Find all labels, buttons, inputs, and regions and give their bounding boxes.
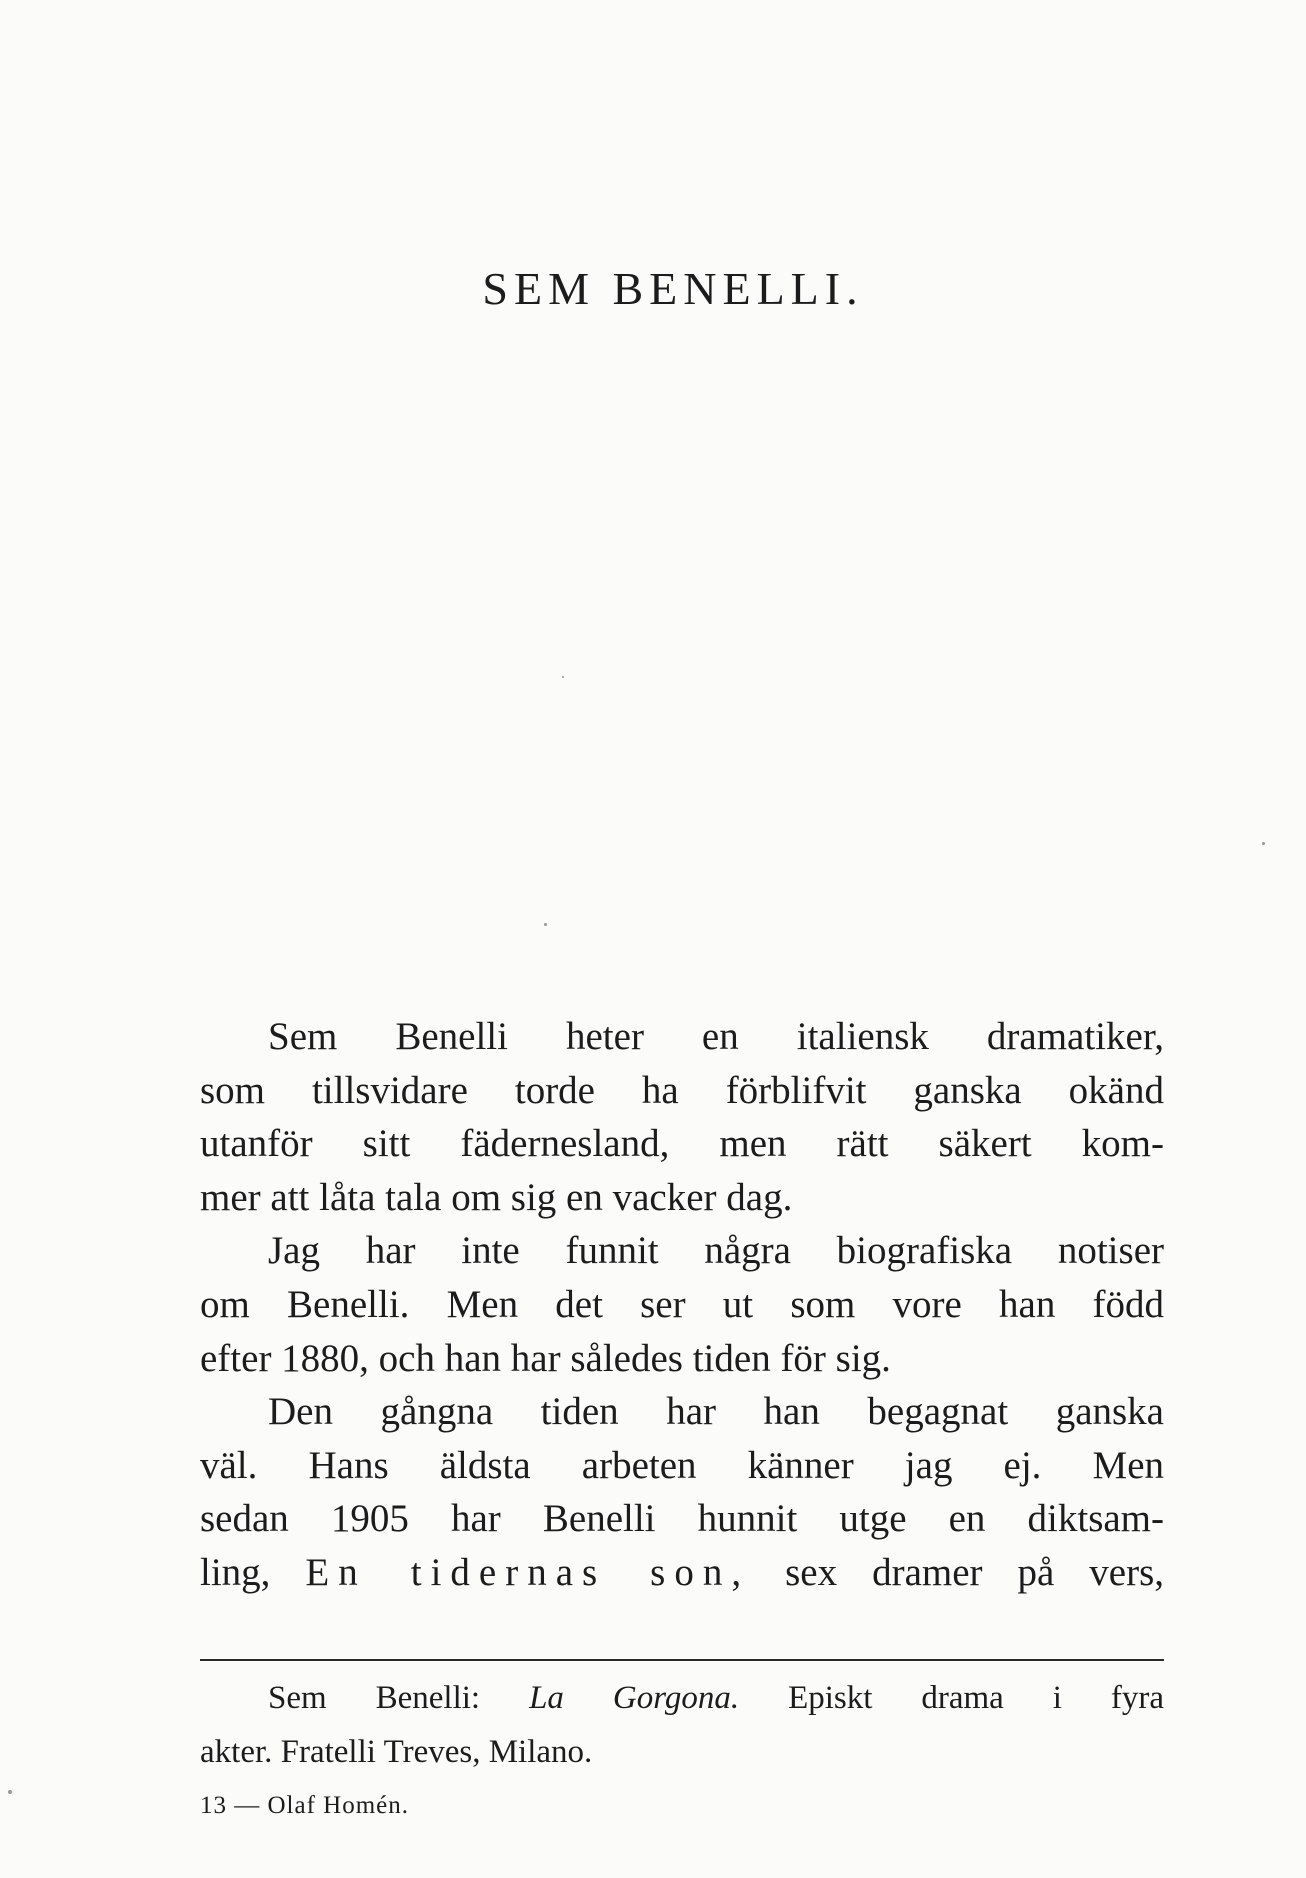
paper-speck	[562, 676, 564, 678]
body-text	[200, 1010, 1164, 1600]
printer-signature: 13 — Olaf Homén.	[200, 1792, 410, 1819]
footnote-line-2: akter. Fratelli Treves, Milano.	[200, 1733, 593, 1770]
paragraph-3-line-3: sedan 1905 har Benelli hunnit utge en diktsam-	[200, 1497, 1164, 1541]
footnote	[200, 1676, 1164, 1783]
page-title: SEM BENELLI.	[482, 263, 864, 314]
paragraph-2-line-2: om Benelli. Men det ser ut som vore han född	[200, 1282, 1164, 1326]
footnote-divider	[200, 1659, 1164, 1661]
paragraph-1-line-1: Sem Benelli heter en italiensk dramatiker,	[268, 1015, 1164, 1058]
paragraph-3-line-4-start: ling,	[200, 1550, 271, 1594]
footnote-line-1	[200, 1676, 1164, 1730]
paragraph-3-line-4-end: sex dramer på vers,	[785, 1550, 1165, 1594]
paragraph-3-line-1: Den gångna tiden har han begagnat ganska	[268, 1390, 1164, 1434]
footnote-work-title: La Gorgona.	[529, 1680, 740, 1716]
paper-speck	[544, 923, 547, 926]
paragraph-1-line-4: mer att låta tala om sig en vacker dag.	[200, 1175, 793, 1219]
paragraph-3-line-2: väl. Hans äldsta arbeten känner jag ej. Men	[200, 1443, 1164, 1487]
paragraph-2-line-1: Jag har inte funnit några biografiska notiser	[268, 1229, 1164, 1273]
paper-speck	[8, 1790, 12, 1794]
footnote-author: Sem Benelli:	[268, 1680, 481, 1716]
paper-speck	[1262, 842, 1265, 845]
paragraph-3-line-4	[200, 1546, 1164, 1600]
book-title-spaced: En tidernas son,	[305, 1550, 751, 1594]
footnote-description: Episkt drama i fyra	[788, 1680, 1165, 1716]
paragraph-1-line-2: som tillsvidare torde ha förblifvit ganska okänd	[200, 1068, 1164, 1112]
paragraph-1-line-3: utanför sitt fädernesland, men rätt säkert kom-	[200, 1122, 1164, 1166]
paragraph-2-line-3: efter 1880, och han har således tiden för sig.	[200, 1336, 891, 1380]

● ● ●

▸ Exercise brief
Set out all of the rows above as a numbered list, omitting any blank lines and leaving the picture out of the answer.

▸ Result of the exercise
1. Find all labels, buttons, inputs, and regions and give their bounding boxes.
2. paper-speck	[562, 676, 564, 678]
3. body-text	[200, 1010, 1164, 1600]
4. printer-signature: 13 — Olaf Homén.	[200, 1792, 410, 1819]
5. footnote-line-2: akter. Fratelli Treves, Milano.	[200, 1733, 593, 1770]
6. paragraph-3-line-3: sedan 1905 har Benelli hunnit utge en diktsam-	[200, 1497, 1164, 1541]
7. footnote	[200, 1676, 1164, 1783]
8. page-title: SEM BENELLI.	[482, 263, 864, 314]
9. paragraph-2-line-2: om Benelli. Men det ser ut som vore han född	[200, 1282, 1164, 1326]
10. footnote-divider	[200, 1659, 1164, 1661]
11. paragraph-1-line-1: Sem Benelli heter en italiensk dramatiker,	[268, 1015, 1164, 1058]
12. paragraph-3-line-4-start: ling,	[200, 1550, 271, 1594]
13. footnote-line-1	[200, 1676, 1164, 1730]
14. paragraph-3-line-4-end: sex dramer på vers,	[785, 1550, 1165, 1594]
15. paragraph-3-line-1: Den gångna tiden har han begagnat ganska	[268, 1390, 1164, 1434]
16. footnote-work-title: La Gorgona.	[529, 1680, 740, 1716]
17. paper-speck	[544, 923, 547, 926]
18. paragraph-1-line-4: mer att låta tala om sig en vacker dag.	[200, 1175, 793, 1219]
19. paragraph-3-line-2: väl. Hans äldsta arbeten känner jag ej. Men	[200, 1443, 1164, 1487]
20. paragraph-2-line-1: Jag har inte funnit några biografiska notiser	[268, 1229, 1164, 1273]
21. paper-speck	[8, 1790, 12, 1794]
22. footnote-author: Sem Benelli:	[268, 1680, 481, 1716]
23. paper-speck	[1262, 842, 1265, 845]
24. paragraph-3-line-4	[200, 1546, 1164, 1600]
25. book-title-spaced: En tidernas son,	[305, 1550, 751, 1594]
26. footnote-description: Episkt drama i fyra	[788, 1680, 1165, 1716]
27. paragraph-1-line-2: som tillsvidare torde ha förblifvit ganska okänd	[200, 1068, 1164, 1112]
28. paragraph-1-line-3: utanför sitt fädernesland, men rätt säkert kom-	[200, 1122, 1164, 1166]
29. paragraph-2-line-3: efter 1880, och han har således tiden för sig.	[200, 1336, 891, 1380]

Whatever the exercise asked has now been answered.